Data supplied:
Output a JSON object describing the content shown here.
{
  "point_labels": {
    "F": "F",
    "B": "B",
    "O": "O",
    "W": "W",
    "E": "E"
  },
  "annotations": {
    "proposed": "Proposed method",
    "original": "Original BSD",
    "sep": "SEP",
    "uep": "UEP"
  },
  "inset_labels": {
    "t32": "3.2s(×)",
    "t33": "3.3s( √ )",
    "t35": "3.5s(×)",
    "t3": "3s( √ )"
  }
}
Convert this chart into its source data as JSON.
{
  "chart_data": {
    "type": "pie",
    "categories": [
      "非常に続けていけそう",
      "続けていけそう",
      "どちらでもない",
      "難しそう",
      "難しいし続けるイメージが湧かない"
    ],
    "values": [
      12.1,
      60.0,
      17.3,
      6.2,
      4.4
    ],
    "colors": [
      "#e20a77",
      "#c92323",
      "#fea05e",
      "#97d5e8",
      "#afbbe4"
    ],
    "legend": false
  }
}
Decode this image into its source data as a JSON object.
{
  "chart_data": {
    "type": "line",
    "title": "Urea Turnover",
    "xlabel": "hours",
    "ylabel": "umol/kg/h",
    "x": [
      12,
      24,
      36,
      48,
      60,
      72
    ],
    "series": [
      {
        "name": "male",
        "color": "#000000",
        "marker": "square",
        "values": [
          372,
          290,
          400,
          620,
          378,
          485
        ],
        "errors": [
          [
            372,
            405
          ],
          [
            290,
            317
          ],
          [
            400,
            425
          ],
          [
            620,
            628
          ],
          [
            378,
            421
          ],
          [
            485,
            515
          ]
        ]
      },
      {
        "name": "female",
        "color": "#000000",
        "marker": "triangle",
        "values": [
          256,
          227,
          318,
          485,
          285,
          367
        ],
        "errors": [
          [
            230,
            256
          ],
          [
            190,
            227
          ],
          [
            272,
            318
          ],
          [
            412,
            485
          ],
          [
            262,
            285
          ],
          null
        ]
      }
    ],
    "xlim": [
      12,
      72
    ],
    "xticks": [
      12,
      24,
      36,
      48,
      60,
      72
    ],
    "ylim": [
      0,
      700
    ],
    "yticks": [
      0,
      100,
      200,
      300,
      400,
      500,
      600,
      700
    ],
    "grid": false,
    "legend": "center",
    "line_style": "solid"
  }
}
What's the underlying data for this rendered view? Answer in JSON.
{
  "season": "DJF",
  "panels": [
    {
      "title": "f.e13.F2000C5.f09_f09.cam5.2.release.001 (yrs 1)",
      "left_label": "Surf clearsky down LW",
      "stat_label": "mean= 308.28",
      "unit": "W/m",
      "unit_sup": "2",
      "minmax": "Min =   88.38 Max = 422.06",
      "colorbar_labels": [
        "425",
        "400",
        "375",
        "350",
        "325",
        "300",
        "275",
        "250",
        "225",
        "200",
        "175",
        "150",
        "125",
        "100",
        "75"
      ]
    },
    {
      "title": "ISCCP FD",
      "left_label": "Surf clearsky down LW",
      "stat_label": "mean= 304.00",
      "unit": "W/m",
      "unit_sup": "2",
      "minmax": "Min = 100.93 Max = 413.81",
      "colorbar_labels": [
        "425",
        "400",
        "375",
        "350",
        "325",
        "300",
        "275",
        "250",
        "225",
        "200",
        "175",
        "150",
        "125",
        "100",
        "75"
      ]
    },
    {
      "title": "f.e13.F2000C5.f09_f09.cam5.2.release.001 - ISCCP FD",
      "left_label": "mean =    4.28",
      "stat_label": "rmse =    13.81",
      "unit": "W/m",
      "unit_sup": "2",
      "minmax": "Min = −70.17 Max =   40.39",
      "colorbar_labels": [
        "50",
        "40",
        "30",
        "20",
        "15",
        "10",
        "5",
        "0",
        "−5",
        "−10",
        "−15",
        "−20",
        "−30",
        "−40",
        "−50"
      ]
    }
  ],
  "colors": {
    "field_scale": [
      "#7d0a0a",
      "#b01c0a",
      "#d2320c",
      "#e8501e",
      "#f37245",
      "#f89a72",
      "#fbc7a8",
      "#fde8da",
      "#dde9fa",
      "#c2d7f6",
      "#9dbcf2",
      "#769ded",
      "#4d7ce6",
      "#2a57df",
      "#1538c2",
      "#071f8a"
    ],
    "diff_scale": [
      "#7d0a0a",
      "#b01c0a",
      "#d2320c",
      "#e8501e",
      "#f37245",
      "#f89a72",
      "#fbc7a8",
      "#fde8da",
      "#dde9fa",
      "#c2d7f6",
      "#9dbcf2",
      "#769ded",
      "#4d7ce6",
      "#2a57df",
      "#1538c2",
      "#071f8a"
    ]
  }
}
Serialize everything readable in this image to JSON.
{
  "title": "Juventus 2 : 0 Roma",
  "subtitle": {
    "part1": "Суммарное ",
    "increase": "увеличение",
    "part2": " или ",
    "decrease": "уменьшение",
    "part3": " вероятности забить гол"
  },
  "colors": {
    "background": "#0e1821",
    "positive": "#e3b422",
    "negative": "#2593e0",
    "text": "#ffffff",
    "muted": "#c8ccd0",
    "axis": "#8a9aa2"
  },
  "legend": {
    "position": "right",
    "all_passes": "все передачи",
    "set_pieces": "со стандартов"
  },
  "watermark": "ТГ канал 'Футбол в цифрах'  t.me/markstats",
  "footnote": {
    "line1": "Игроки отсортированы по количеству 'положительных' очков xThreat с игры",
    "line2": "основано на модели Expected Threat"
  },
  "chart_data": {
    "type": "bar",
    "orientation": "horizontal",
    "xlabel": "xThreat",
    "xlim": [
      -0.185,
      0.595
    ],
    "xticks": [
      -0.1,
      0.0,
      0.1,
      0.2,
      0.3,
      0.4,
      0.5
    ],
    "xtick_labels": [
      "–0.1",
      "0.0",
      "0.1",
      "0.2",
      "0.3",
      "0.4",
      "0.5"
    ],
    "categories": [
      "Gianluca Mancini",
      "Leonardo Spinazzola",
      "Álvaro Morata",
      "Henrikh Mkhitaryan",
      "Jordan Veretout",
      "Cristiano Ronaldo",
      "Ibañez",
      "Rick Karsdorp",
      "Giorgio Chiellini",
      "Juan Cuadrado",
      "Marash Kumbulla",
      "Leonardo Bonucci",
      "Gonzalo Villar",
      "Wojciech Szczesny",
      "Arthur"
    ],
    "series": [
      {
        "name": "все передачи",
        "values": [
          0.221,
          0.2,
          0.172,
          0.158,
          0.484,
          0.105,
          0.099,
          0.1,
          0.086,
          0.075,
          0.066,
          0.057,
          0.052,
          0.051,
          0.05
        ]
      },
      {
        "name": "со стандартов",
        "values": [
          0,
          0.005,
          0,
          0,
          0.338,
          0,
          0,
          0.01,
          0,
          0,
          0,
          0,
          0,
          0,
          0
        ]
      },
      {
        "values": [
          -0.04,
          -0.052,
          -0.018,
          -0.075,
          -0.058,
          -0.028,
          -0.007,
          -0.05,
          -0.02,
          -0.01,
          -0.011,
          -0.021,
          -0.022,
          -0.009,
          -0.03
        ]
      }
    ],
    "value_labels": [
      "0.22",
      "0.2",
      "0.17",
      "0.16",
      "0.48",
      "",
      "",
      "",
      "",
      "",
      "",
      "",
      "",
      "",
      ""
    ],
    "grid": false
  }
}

What you are asked to do:
Repeat the entries shown above, every one, word for word.

Final result:
Output a JSON object describing the content shown here.
{
  "point_labels": {
    "F": "F",
    "B": "B",
    "O": "O",
    "W": "W",
    "E": "E"
  },
  "annotations": {
    "proposed": "Proposed method",
    "original": "Original BSD",
    "sep": "SEP",
    "uep": "UEP"
  },
  "inset_labels": {
    "t32": "3.2s(×)",
    "t33": "3.3s( √ )",
    "t35": "3.5s(×)",
    "t3": "3s( √ )"
  }
}
Convert this chart into its source data as JSON.
{
  "chart_data": {
    "type": "pie",
    "categories": [
      "非常に続けていけそう",
      "続けていけそう",
      "どちらでもない",
      "難しそう",
      "難しいし続けるイメージが湧かない"
    ],
    "values": [
      12.1,
      60.0,
      17.3,
      6.2,
      4.4
    ],
    "colors": [
      "#e20a77",
      "#c92323",
      "#fea05e",
      "#97d5e8",
      "#afbbe4"
    ],
    "legend": false
  }
}
Decode this image into its source data as a JSON object.
{
  "chart_data": {
    "type": "line",
    "title": "Urea Turnover",
    "xlabel": "hours",
    "ylabel": "umol/kg/h",
    "x": [
      12,
      24,
      36,
      48,
      60,
      72
    ],
    "series": [
      {
        "name": "male",
        "color": "#000000",
        "marker": "square",
        "values": [
          372,
          290,
          400,
          620,
          378,
          485
        ],
        "errors": [
          [
            372,
            405
          ],
          [
            290,
            317
          ],
          [
            400,
            425
          ],
          [
            620,
            628
          ],
          [
            378,
            421
          ],
          [
            485,
            515
          ]
        ]
      },
      {
        "name": "female",
        "color": "#000000",
        "marker": "triangle",
        "values": [
          256,
          227,
          318,
          485,
          285,
          367
        ],
        "errors": [
          [
            230,
            256
          ],
          [
            190,
            227
          ],
          [
            272,
            318
          ],
          [
            412,
            485
          ],
          [
            262,
            285
          ],
          null
        ]
      }
    ],
    "xlim": [
      12,
      72
    ],
    "xticks": [
      12,
      24,
      36,
      48,
      60,
      72
    ],
    "ylim": [
      0,
      700
    ],
    "yticks": [
      0,
      100,
      200,
      300,
      400,
      500,
      600,
      700
    ],
    "grid": false,
    "legend": "center",
    "line_style": "solid"
  }
}
What's the underlying data for this rendered view? Answer in JSON.
{
  "season": "DJF",
  "panels": [
    {
      "title": "f.e13.F2000C5.f09_f09.cam5.2.release.001 (yrs 1)",
      "left_label": "Surf clearsky down LW",
      "stat_label": "mean= 308.28",
      "unit": "W/m",
      "unit_sup": "2",
      "minmax": "Min =   88.38 Max = 422.06",
      "colorbar_labels": [
        "425",
        "400",
        "375",
        "350",
        "325",
        "300",
        "275",
        "250",
        "225",
        "200",
        "175",
        "150",
        "125",
        "100",
        "75"
      ]
    },
    {
      "title": "ISCCP FD",
      "left_label": "Surf clearsky down LW",
      "stat_label": "mean= 304.00",
      "unit": "W/m",
      "unit_sup": "2",
      "minmax": "Min = 100.93 Max = 413.81",
      "colorbar_labels": [
        "425",
        "400",
        "375",
        "350",
        "325",
        "300",
        "275",
        "250",
        "225",
        "200",
        "175",
        "150",
        "125",
        "100",
        "75"
      ]
    },
    {
      "title": "f.e13.F2000C5.f09_f09.cam5.2.release.001 - ISCCP FD",
      "left_label": "mean =    4.28",
      "stat_label": "rmse =    13.81",
      "unit": "W/m",
      "unit_sup": "2",
      "minmax": "Min = −70.17 Max =   40.39",
      "colorbar_labels": [
        "50",
        "40",
        "30",
        "20",
        "15",
        "10",
        "5",
        "0",
        "−5",
        "−10",
        "−15",
        "−20",
        "−30",
        "−40",
        "−50"
      ]
    }
  ],
  "colors": {
    "field_scale": [
      "#7d0a0a",
      "#b01c0a",
      "#d2320c",
      "#e8501e",
      "#f37245",
      "#f89a72",
      "#fbc7a8",
      "#fde8da",
      "#dde9fa",
      "#c2d7f6",
      "#9dbcf2",
      "#769ded",
      "#4d7ce6",
      "#2a57df",
      "#1538c2",
      "#071f8a"
    ],
    "diff_scale": [
      "#7d0a0a",
      "#b01c0a",
      "#d2320c",
      "#e8501e",
      "#f37245",
      "#f89a72",
      "#fbc7a8",
      "#fde8da",
      "#dde9fa",
      "#c2d7f6",
      "#9dbcf2",
      "#769ded",
      "#4d7ce6",
      "#2a57df",
      "#1538c2",
      "#071f8a"
    ]
  }
}
Serialize everything readable in this image to JSON.
{
  "title": "Juventus 2 : 0 Roma",
  "subtitle": {
    "part1": "Суммарное ",
    "increase": "увеличение",
    "part2": " или ",
    "decrease": "уменьшение",
    "part3": " вероятности забить гол"
  },
  "colors": {
    "background": "#0e1821",
    "positive": "#e3b422",
    "negative": "#2593e0",
    "text": "#ffffff",
    "muted": "#c8ccd0",
    "axis": "#8a9aa2"
  },
  "legend": {
    "position": "right",
    "all_passes": "все передачи",
    "set_pieces": "со стандартов"
  },
  "watermark": "ТГ канал 'Футбол в цифрах'  t.me/markstats",
  "footnote": {
    "line1": "Игроки отсортированы по количеству 'положительных' очков xThreat с игры",
    "line2": "основано на модели Expected Threat"
  },
  "chart_data": {
    "type": "bar",
    "orientation": "horizontal",
    "xlabel": "xThreat",
    "xlim": [
      -0.185,
      0.595
    ],
    "xticks": [
      -0.1,
      0.0,
      0.1,
      0.2,
      0.3,
      0.4,
      0.5
    ],
    "xtick_labels": [
      "–0.1",
      "0.0",
      "0.1",
      "0.2",
      "0.3",
      "0.4",
      "0.5"
    ],
    "categories": [
      "Gianluca Mancini",
      "Leonardo Spinazzola",
      "Álvaro Morata",
      "Henrikh Mkhitaryan",
      "Jordan Veretout",
      "Cristiano Ronaldo",
      "Ibañez",
      "Rick Karsdorp",
      "Giorgio Chiellini",
      "Juan Cuadrado",
      "Marash Kumbulla",
      "Leonardo Bonucci",
      "Gonzalo Villar",
      "Wojciech Szczesny",
      "Arthur"
    ],
    "series": [
      {
        "name": "все передачи",
        "values": [
          0.221,
          0.2,
          0.172,
          0.158,
          0.484,
          0.105,
          0.099,
          0.1,
          0.086,
          0.075,
          0.066,
          0.057,
          0.052,
          0.051,
          0.05
        ]
      },
      {
        "name": "со стандартов",
        "values": [
          0,
          0.005,
          0,
          0,
          0.338,
          0,
          0,
          0.01,
          0,
          0,
          0,
          0,
          0,
          0,
          0
        ]
      },
      {
        "values": [
          -0.04,
          -0.052,
          -0.018,
          -0.075,
          -0.058,
          -0.028,
          -0.007,
          -0.05,
          -0.02,
          -0.01,
          -0.011,
          -0.021,
          -0.022,
          -0.009,
          -0.03
        ]
      }
    ],
    "value_labels": [
      "0.22",
      "0.2",
      "0.17",
      "0.16",
      "0.48",
      "",
      "",
      "",
      "",
      "",
      "",
      "",
      "",
      "",
      ""
    ],
    "grid": false
  }
}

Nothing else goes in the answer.